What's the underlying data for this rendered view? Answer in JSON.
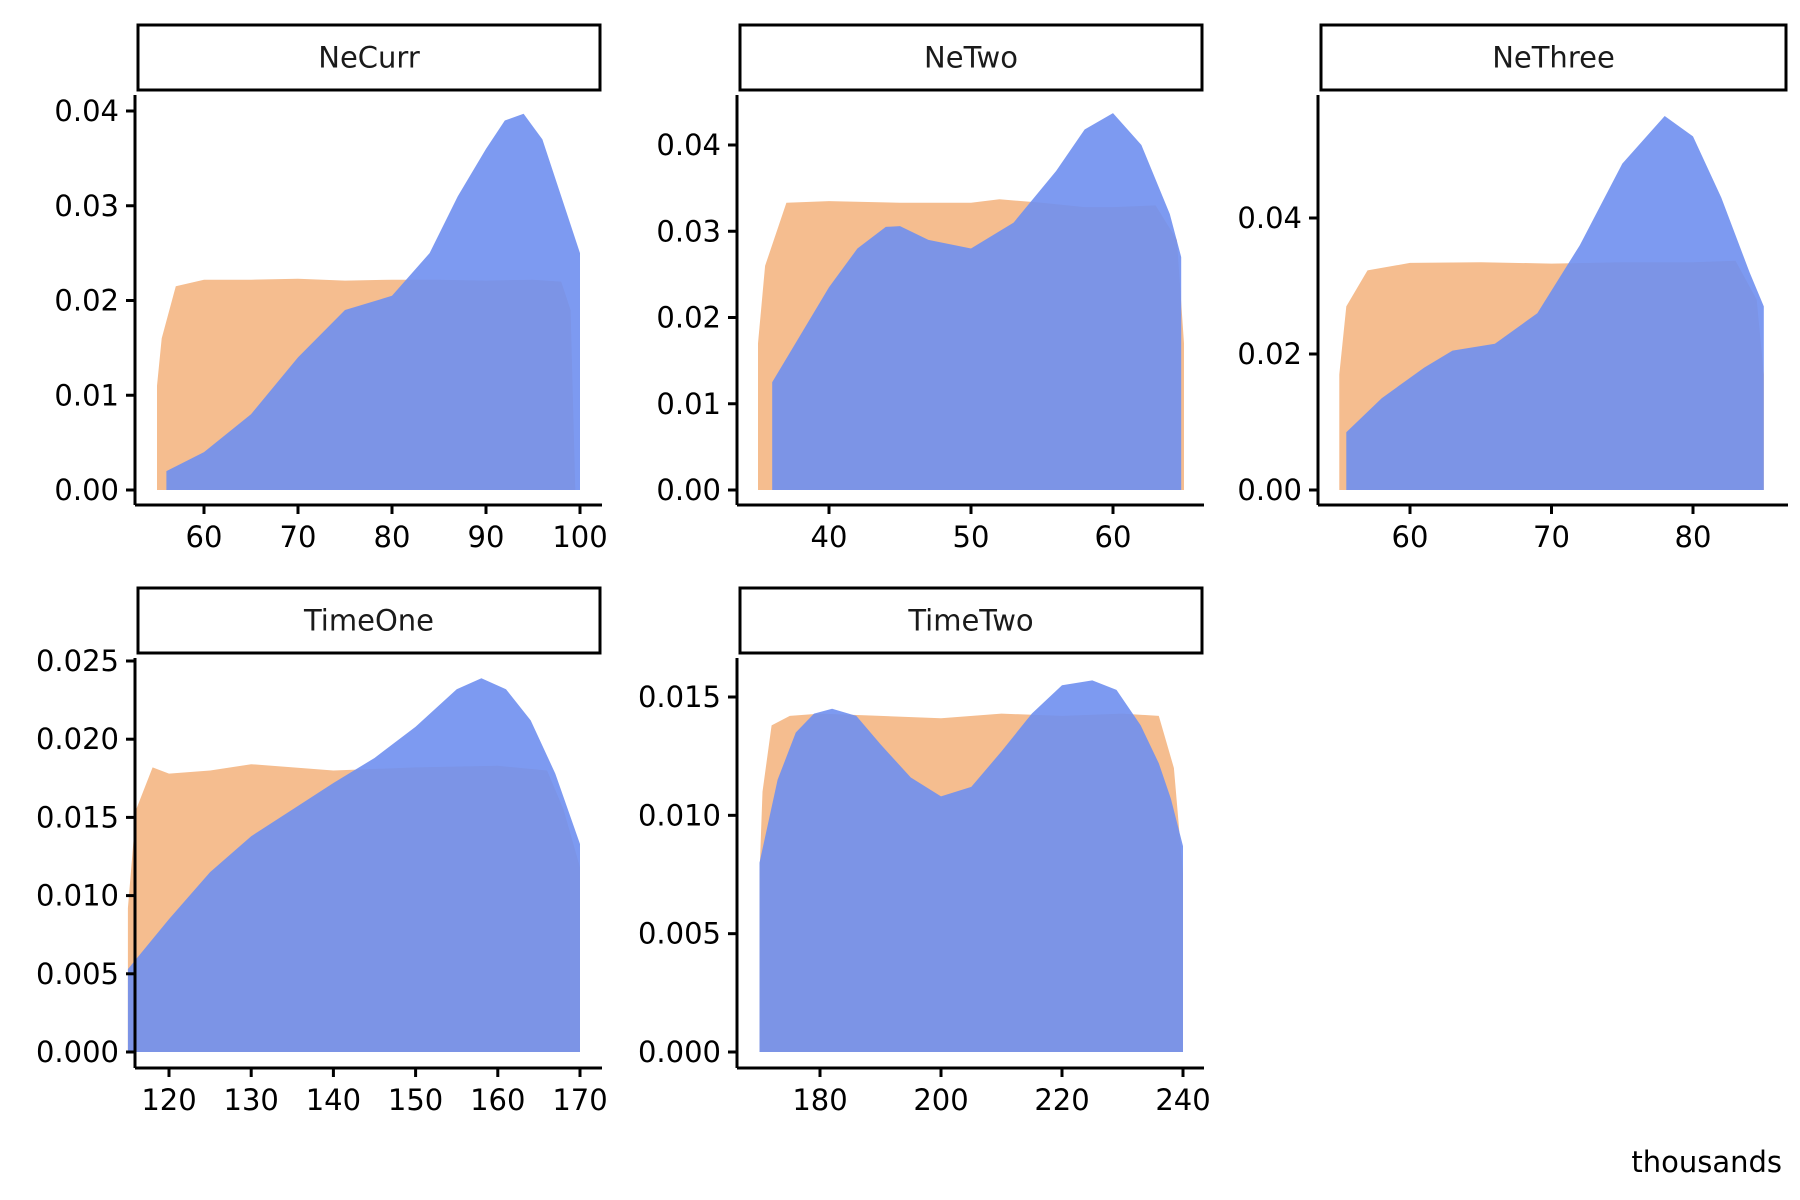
{
  "colors": {
    "prior": "#f5bd8f",
    "posterior": "#6f8ff0",
    "axis": "#000000",
    "strip_border": "#000000"
  },
  "caption": "thousands",
  "chart_data": [
    {
      "type": "area",
      "title": "NeCurr",
      "xlim": [
        55,
        100
      ],
      "ylim": [
        0,
        0.04
      ],
      "x_ticks": [
        60,
        70,
        80,
        90,
        100
      ],
      "x_tick_labels": [
        "60",
        "70",
        "80",
        "90",
        "100"
      ],
      "y_ticks": [
        0.0,
        0.01,
        0.02,
        0.03,
        0.04
      ],
      "y_tick_labels": [
        "0.00",
        "0.01",
        "0.02",
        "0.03",
        "0.04"
      ],
      "series": [
        {
          "color": "prior",
          "x": [
            55,
            55.5,
            57,
            60,
            65,
            70,
            75,
            80,
            85,
            90,
            95,
            98,
            99,
            99.5
          ],
          "y": [
            0.011,
            0.016,
            0.0215,
            0.0222,
            0.0222,
            0.0223,
            0.0221,
            0.0222,
            0.0222,
            0.0221,
            0.0222,
            0.022,
            0.019,
            0.0
          ]
        },
        {
          "color": "posterior",
          "x": [
            56,
            60,
            65,
            70,
            75,
            80,
            84,
            87,
            90,
            92,
            94,
            96,
            98,
            100
          ],
          "y": [
            0.002,
            0.004,
            0.008,
            0.014,
            0.019,
            0.0205,
            0.025,
            0.031,
            0.036,
            0.039,
            0.0397,
            0.037,
            0.031,
            0.025
          ]
        }
      ]
    },
    {
      "type": "area",
      "title": "NeTwo",
      "xlim": [
        35,
        65
      ],
      "ylim": [
        0,
        0.045
      ],
      "x_ticks": [
        40,
        50,
        60
      ],
      "x_tick_labels": [
        "40",
        "50",
        "60"
      ],
      "y_ticks": [
        0.0,
        0.01,
        0.02,
        0.03,
        0.04
      ],
      "y_tick_labels": [
        "0.00",
        "0.01",
        "0.02",
        "0.03",
        "0.04"
      ],
      "series": [
        {
          "color": "prior",
          "x": [
            35,
            35.5,
            37,
            40,
            45,
            50,
            52,
            55,
            58,
            60,
            63,
            64.5,
            65
          ],
          "y": [
            0.017,
            0.026,
            0.0333,
            0.0335,
            0.0333,
            0.0333,
            0.0337,
            0.0333,
            0.0328,
            0.0328,
            0.033,
            0.029,
            0.017
          ]
        },
        {
          "color": "posterior",
          "x": [
            36,
            38,
            40,
            42,
            44,
            45,
            47,
            50,
            53,
            56,
            58,
            60,
            62,
            64,
            64.8
          ],
          "y": [
            0.0125,
            0.018,
            0.0235,
            0.028,
            0.0305,
            0.0306,
            0.029,
            0.028,
            0.031,
            0.037,
            0.0418,
            0.0437,
            0.04,
            0.032,
            0.027
          ]
        }
      ]
    },
    {
      "type": "area",
      "title": "NeThree",
      "xlim": [
        55,
        85
      ],
      "ylim": [
        0,
        0.055
      ],
      "x_ticks": [
        60,
        70,
        80
      ],
      "x_tick_labels": [
        "60",
        "70",
        "80"
      ],
      "y_ticks": [
        0.0,
        0.02,
        0.04
      ],
      "y_tick_labels": [
        "0.00",
        "0.02",
        "0.04"
      ],
      "series": [
        {
          "color": "prior",
          "x": [
            55,
            55.5,
            57,
            60,
            65,
            70,
            75,
            80,
            83,
            84.5,
            85
          ],
          "y": [
            0.017,
            0.027,
            0.0323,
            0.0334,
            0.0335,
            0.0333,
            0.0335,
            0.0335,
            0.0337,
            0.028,
            0.017
          ]
        },
        {
          "color": "posterior",
          "x": [
            55.5,
            58,
            61,
            63,
            66,
            69,
            72,
            75,
            78,
            80,
            82,
            84,
            85
          ],
          "y": [
            0.0085,
            0.0135,
            0.018,
            0.0205,
            0.0215,
            0.026,
            0.036,
            0.048,
            0.055,
            0.052,
            0.043,
            0.032,
            0.027
          ]
        }
      ]
    },
    {
      "type": "area",
      "title": "TimeOne",
      "xlim": [
        115,
        170
      ],
      "ylim": [
        0,
        0.025
      ],
      "x_ticks": [
        120,
        130,
        140,
        150,
        160,
        170
      ],
      "x_tick_labels": [
        "120",
        "130",
        "140",
        "150",
        "160",
        "170"
      ],
      "y_ticks": [
        0.0,
        0.005,
        0.01,
        0.015,
        0.02,
        0.025
      ],
      "y_tick_labels": [
        "0.000",
        "0.005",
        "0.010",
        "0.015",
        "0.020",
        "0.025"
      ],
      "series": [
        {
          "color": "prior",
          "x": [
            115,
            116,
            118,
            120,
            125,
            130,
            140,
            150,
            160,
            166,
            168,
            170
          ],
          "y": [
            0.0092,
            0.0155,
            0.0182,
            0.0178,
            0.018,
            0.0184,
            0.018,
            0.0182,
            0.0183,
            0.018,
            0.0155,
            0.0118
          ]
        },
        {
          "color": "posterior",
          "x": [
            115,
            120,
            125,
            130,
            135,
            140,
            145,
            150,
            155,
            158,
            161,
            164,
            167,
            170
          ],
          "y": [
            0.0053,
            0.0085,
            0.0115,
            0.0138,
            0.0155,
            0.0172,
            0.0188,
            0.0208,
            0.0232,
            0.0239,
            0.0232,
            0.0212,
            0.0178,
            0.0133
          ]
        }
      ]
    },
    {
      "type": "area",
      "title": "TimeTwo",
      "xlim": [
        170,
        240
      ],
      "ylim": [
        0,
        0.017
      ],
      "x_ticks": [
        180,
        200,
        220,
        240
      ],
      "x_tick_labels": [
        "180",
        "200",
        "220",
        "240"
      ],
      "y_ticks": [
        0.0,
        0.005,
        0.01,
        0.015
      ],
      "y_tick_labels": [
        "0.000",
        "0.005",
        "0.010",
        "0.015"
      ],
      "series": [
        {
          "color": "prior",
          "x": [
            170,
            170.5,
            172,
            175,
            180,
            190,
            200,
            210,
            220,
            230,
            236,
            238.5,
            240
          ],
          "y": [
            0.0075,
            0.011,
            0.0138,
            0.0142,
            0.0143,
            0.0142,
            0.0141,
            0.0143,
            0.0142,
            0.0143,
            0.0142,
            0.012,
            0.0075
          ]
        },
        {
          "color": "posterior",
          "x": [
            170,
            173,
            176,
            179,
            182,
            186,
            190,
            195,
            200,
            205,
            210,
            215,
            220,
            225,
            229,
            233,
            236,
            238,
            240
          ],
          "y": [
            0.008,
            0.0115,
            0.0135,
            0.0143,
            0.0145,
            0.0142,
            0.013,
            0.0116,
            0.0108,
            0.0112,
            0.0127,
            0.0143,
            0.0155,
            0.0157,
            0.0153,
            0.0138,
            0.0122,
            0.0107,
            0.0087
          ]
        }
      ]
    }
  ]
}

--------------------

▶ WHAT YOU HAVE TO DO:
Transcribe the material exactly, and leave out whatever pictures it holds.

▶ SOLUTION TO THIS PROBLEM:
What's the underlying data for this rendered view? Answer in JSON.
{
  "colors": {
    "prior": "#f5bd8f",
    "posterior": "#6f8ff0",
    "axis": "#000000",
    "strip_border": "#000000"
  },
  "caption": "thousands",
  "chart_data": [
    {
      "type": "area",
      "title": "NeCurr",
      "xlim": [
        55,
        100
      ],
      "ylim": [
        0,
        0.04
      ],
      "x_ticks": [
        60,
        70,
        80,
        90,
        100
      ],
      "x_tick_labels": [
        "60",
        "70",
        "80",
        "90",
        "100"
      ],
      "y_ticks": [
        0.0,
        0.01,
        0.02,
        0.03,
        0.04
      ],
      "y_tick_labels": [
        "0.00",
        "0.01",
        "0.02",
        "0.03",
        "0.04"
      ],
      "series": [
        {
          "color": "prior",
          "x": [
            55,
            55.5,
            57,
            60,
            65,
            70,
            75,
            80,
            85,
            90,
            95,
            98,
            99,
            99.5
          ],
          "y": [
            0.011,
            0.016,
            0.0215,
            0.0222,
            0.0222,
            0.0223,
            0.0221,
            0.0222,
            0.0222,
            0.0221,
            0.0222,
            0.022,
            0.019,
            0.0
          ]
        },
        {
          "color": "posterior",
          "x": [
            56,
            60,
            65,
            70,
            75,
            80,
            84,
            87,
            90,
            92,
            94,
            96,
            98,
            100
          ],
          "y": [
            0.002,
            0.004,
            0.008,
            0.014,
            0.019,
            0.0205,
            0.025,
            0.031,
            0.036,
            0.039,
            0.0397,
            0.037,
            0.031,
            0.025
          ]
        }
      ]
    },
    {
      "type": "area",
      "title": "NeTwo",
      "xlim": [
        35,
        65
      ],
      "ylim": [
        0,
        0.045
      ],
      "x_ticks": [
        40,
        50,
        60
      ],
      "x_tick_labels": [
        "40",
        "50",
        "60"
      ],
      "y_ticks": [
        0.0,
        0.01,
        0.02,
        0.03,
        0.04
      ],
      "y_tick_labels": [
        "0.00",
        "0.01",
        "0.02",
        "0.03",
        "0.04"
      ],
      "series": [
        {
          "color": "prior",
          "x": [
            35,
            35.5,
            37,
            40,
            45,
            50,
            52,
            55,
            58,
            60,
            63,
            64.5,
            65
          ],
          "y": [
            0.017,
            0.026,
            0.0333,
            0.0335,
            0.0333,
            0.0333,
            0.0337,
            0.0333,
            0.0328,
            0.0328,
            0.033,
            0.029,
            0.017
          ]
        },
        {
          "color": "posterior",
          "x": [
            36,
            38,
            40,
            42,
            44,
            45,
            47,
            50,
            53,
            56,
            58,
            60,
            62,
            64,
            64.8
          ],
          "y": [
            0.0125,
            0.018,
            0.0235,
            0.028,
            0.0305,
            0.0306,
            0.029,
            0.028,
            0.031,
            0.037,
            0.0418,
            0.0437,
            0.04,
            0.032,
            0.027
          ]
        }
      ]
    },
    {
      "type": "area",
      "title": "NeThree",
      "xlim": [
        55,
        85
      ],
      "ylim": [
        0,
        0.055
      ],
      "x_ticks": [
        60,
        70,
        80
      ],
      "x_tick_labels": [
        "60",
        "70",
        "80"
      ],
      "y_ticks": [
        0.0,
        0.02,
        0.04
      ],
      "y_tick_labels": [
        "0.00",
        "0.02",
        "0.04"
      ],
      "series": [
        {
          "color": "prior",
          "x": [
            55,
            55.5,
            57,
            60,
            65,
            70,
            75,
            80,
            83,
            84.5,
            85
          ],
          "y": [
            0.017,
            0.027,
            0.0323,
            0.0334,
            0.0335,
            0.0333,
            0.0335,
            0.0335,
            0.0337,
            0.028,
            0.017
          ]
        },
        {
          "color": "posterior",
          "x": [
            55.5,
            58,
            61,
            63,
            66,
            69,
            72,
            75,
            78,
            80,
            82,
            84,
            85
          ],
          "y": [
            0.0085,
            0.0135,
            0.018,
            0.0205,
            0.0215,
            0.026,
            0.036,
            0.048,
            0.055,
            0.052,
            0.043,
            0.032,
            0.027
          ]
        }
      ]
    },
    {
      "type": "area",
      "title": "TimeOne",
      "xlim": [
        115,
        170
      ],
      "ylim": [
        0,
        0.025
      ],
      "x_ticks": [
        120,
        130,
        140,
        150,
        160,
        170
      ],
      "x_tick_labels": [
        "120",
        "130",
        "140",
        "150",
        "160",
        "170"
      ],
      "y_ticks": [
        0.0,
        0.005,
        0.01,
        0.015,
        0.02,
        0.025
      ],
      "y_tick_labels": [
        "0.000",
        "0.005",
        "0.010",
        "0.015",
        "0.020",
        "0.025"
      ],
      "series": [
        {
          "color": "prior",
          "x": [
            115,
            116,
            118,
            120,
            125,
            130,
            140,
            150,
            160,
            166,
            168,
            170
          ],
          "y": [
            0.0092,
            0.0155,
            0.0182,
            0.0178,
            0.018,
            0.0184,
            0.018,
            0.0182,
            0.0183,
            0.018,
            0.0155,
            0.0118
          ]
        },
        {
          "color": "posterior",
          "x": [
            115,
            120,
            125,
            130,
            135,
            140,
            145,
            150,
            155,
            158,
            161,
            164,
            167,
            170
          ],
          "y": [
            0.0053,
            0.0085,
            0.0115,
            0.0138,
            0.0155,
            0.0172,
            0.0188,
            0.0208,
            0.0232,
            0.0239,
            0.0232,
            0.0212,
            0.0178,
            0.0133
          ]
        }
      ]
    },
    {
      "type": "area",
      "title": "TimeTwo",
      "xlim": [
        170,
        240
      ],
      "ylim": [
        0,
        0.017
      ],
      "x_ticks": [
        180,
        200,
        220,
        240
      ],
      "x_tick_labels": [
        "180",
        "200",
        "220",
        "240"
      ],
      "y_ticks": [
        0.0,
        0.005,
        0.01,
        0.015
      ],
      "y_tick_labels": [
        "0.000",
        "0.005",
        "0.010",
        "0.015"
      ],
      "series": [
        {
          "color": "prior",
          "x": [
            170,
            170.5,
            172,
            175,
            180,
            190,
            200,
            210,
            220,
            230,
            236,
            238.5,
            240
          ],
          "y": [
            0.0075,
            0.011,
            0.0138,
            0.0142,
            0.0143,
            0.0142,
            0.0141,
            0.0143,
            0.0142,
            0.0143,
            0.0142,
            0.012,
            0.0075
          ]
        },
        {
          "color": "posterior",
          "x": [
            170,
            173,
            176,
            179,
            182,
            186,
            190,
            195,
            200,
            205,
            210,
            215,
            220,
            225,
            229,
            233,
            236,
            238,
            240
          ],
          "y": [
            0.008,
            0.0115,
            0.0135,
            0.0143,
            0.0145,
            0.0142,
            0.013,
            0.0116,
            0.0108,
            0.0112,
            0.0127,
            0.0143,
            0.0155,
            0.0157,
            0.0153,
            0.0138,
            0.0122,
            0.0107,
            0.0087
          ]
        }
      ]
    }
  ]
}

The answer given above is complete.